Exercise data.
START
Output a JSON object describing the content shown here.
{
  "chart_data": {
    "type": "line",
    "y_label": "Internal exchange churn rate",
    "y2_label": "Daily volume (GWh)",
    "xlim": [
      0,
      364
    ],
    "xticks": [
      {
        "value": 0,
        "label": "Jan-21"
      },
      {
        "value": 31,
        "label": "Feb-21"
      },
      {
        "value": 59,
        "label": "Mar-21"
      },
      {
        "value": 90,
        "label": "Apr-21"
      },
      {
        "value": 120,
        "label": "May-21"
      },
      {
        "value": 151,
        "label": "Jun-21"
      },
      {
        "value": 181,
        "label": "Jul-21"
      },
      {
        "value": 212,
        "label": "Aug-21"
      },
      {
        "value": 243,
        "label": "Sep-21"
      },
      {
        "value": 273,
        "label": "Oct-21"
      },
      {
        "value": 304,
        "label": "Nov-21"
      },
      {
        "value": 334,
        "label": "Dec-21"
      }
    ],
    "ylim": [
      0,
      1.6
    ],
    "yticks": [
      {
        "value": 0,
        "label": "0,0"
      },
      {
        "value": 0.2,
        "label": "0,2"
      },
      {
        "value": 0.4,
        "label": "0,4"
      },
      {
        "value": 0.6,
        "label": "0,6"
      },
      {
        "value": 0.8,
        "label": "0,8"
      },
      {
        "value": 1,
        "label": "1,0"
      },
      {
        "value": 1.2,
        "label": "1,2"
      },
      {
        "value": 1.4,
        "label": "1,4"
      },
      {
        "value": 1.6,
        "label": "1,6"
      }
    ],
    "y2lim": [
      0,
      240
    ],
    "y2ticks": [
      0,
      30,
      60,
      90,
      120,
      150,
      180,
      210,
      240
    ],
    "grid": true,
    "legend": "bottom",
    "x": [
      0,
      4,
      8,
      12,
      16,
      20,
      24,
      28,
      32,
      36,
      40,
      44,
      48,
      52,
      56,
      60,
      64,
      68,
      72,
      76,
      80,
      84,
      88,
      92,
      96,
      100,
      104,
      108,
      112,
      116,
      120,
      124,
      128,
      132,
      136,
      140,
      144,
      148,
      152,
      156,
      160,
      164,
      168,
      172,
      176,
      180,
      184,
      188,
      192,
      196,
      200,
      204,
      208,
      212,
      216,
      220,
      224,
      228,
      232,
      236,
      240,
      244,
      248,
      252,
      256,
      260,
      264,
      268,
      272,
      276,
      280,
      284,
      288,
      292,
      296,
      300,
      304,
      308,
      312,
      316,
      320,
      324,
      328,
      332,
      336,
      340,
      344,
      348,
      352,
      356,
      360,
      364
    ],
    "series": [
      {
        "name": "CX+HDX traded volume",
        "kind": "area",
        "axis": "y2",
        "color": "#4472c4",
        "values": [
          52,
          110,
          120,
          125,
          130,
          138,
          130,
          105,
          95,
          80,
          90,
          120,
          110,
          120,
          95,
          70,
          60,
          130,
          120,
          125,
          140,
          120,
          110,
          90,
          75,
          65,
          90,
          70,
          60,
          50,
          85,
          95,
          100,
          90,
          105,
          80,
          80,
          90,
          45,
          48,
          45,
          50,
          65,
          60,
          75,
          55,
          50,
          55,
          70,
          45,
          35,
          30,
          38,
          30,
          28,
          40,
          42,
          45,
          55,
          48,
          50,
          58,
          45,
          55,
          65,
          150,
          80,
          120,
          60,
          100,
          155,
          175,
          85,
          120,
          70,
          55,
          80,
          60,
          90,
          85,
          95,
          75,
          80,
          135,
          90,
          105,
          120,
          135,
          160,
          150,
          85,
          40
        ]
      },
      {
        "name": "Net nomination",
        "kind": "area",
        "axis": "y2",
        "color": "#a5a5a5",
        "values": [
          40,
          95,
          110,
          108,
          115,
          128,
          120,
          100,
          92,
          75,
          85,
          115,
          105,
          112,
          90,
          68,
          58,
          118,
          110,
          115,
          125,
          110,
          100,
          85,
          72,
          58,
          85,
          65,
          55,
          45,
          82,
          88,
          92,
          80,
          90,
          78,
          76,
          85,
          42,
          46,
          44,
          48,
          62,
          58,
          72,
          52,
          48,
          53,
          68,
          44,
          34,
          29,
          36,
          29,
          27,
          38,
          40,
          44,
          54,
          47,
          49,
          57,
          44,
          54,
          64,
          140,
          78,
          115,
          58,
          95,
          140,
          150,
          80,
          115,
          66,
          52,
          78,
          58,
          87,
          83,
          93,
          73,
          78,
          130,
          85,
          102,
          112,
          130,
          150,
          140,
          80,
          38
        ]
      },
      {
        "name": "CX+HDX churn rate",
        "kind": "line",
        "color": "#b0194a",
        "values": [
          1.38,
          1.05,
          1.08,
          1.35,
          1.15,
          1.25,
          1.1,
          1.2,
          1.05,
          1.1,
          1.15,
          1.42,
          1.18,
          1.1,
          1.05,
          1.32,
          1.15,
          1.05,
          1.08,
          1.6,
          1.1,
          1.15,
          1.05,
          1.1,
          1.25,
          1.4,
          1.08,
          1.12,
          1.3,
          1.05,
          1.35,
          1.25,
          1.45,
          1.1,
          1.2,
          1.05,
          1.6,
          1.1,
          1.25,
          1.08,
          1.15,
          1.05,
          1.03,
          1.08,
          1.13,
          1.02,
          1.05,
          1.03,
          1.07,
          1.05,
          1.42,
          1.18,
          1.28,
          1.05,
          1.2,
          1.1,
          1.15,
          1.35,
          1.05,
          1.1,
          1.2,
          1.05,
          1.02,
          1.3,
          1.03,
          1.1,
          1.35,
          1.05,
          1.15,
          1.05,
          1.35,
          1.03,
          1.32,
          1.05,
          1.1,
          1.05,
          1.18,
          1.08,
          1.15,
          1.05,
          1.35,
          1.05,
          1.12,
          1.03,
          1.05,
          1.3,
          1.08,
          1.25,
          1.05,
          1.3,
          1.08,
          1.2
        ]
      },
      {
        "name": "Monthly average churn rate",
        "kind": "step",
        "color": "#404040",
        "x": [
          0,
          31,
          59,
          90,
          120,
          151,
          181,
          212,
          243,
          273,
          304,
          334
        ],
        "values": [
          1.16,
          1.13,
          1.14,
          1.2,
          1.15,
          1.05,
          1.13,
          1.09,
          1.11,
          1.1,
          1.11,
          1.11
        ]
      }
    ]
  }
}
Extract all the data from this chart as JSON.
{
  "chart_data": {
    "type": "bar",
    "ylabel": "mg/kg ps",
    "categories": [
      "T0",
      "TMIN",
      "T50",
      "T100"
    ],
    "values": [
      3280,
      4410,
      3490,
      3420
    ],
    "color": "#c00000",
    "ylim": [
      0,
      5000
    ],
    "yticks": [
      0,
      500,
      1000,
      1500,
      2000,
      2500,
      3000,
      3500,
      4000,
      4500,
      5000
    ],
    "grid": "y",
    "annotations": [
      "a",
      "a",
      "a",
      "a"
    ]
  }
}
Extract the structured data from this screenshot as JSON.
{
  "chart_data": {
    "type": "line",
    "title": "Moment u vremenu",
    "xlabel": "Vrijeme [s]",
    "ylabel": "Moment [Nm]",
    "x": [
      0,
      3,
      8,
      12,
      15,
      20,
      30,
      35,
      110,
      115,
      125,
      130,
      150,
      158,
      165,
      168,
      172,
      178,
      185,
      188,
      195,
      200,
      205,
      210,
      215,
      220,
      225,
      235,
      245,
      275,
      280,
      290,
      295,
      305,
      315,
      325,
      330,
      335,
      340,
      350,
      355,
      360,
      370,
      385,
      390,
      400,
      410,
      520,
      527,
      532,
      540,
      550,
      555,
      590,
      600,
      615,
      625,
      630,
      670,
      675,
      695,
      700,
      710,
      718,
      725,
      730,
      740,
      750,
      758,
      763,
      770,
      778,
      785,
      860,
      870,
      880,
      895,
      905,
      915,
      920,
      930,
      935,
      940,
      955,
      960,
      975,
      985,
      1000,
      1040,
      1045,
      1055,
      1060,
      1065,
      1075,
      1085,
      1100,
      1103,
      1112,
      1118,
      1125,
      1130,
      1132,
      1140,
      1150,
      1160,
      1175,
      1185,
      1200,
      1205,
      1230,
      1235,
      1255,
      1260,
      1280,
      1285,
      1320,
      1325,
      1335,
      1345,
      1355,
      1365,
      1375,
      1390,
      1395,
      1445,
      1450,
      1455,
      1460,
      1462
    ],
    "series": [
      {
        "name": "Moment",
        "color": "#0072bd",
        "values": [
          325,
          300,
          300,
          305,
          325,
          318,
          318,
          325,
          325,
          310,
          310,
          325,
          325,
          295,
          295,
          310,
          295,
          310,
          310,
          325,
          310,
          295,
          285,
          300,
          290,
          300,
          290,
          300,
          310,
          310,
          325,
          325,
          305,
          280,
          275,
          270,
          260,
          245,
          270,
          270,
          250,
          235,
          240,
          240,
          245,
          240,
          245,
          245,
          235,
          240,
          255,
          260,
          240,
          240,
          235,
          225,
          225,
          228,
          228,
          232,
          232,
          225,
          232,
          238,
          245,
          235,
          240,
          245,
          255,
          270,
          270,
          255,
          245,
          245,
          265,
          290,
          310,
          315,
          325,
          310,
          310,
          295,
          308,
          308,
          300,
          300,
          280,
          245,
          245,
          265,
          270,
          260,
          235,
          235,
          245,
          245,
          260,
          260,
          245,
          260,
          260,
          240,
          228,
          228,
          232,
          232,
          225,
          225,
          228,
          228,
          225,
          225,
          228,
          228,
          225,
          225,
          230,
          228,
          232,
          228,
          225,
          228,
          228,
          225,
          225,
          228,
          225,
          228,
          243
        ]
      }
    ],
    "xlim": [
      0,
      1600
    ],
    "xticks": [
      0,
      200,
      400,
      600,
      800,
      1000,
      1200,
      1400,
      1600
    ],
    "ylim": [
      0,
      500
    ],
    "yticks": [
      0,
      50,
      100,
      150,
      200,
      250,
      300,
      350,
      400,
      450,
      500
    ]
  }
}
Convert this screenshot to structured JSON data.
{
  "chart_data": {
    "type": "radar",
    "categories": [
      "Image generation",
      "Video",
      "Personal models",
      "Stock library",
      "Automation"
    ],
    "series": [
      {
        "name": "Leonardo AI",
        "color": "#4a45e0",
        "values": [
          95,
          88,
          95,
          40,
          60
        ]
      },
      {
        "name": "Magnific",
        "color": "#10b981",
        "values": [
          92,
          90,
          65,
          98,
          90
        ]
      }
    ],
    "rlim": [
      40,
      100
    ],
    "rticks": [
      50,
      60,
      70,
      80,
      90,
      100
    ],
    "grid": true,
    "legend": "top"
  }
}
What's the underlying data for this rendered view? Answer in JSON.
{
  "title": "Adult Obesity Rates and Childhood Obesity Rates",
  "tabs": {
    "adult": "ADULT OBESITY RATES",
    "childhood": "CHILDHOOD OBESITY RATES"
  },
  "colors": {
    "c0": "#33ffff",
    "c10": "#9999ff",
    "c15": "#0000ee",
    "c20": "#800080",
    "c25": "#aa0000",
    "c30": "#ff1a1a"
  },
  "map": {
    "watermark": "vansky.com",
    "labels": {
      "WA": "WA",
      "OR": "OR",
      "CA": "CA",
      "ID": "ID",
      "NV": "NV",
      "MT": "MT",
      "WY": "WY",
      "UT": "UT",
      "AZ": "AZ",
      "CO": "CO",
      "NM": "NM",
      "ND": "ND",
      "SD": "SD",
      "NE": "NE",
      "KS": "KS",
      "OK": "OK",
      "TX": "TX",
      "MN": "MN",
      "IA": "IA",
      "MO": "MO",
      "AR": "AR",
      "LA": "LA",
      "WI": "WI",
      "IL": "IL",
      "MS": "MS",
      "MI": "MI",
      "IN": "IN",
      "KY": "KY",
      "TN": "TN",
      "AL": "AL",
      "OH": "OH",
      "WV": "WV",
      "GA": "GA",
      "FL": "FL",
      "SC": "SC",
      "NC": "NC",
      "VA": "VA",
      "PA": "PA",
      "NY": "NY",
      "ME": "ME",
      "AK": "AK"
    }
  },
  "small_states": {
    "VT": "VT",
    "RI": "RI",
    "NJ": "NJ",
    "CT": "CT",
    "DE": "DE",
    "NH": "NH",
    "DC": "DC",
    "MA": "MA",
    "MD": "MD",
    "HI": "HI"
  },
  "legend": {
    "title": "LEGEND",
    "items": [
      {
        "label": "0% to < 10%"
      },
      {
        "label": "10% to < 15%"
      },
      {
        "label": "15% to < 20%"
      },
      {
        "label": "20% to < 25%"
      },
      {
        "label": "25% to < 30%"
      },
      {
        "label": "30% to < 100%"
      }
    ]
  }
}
END
Work to do. Show every line of the records above that contains the word "type".

Solution for this exercise.
    "type": "line",
    "type": "bar",
    "type": "line",
    "type": "radar",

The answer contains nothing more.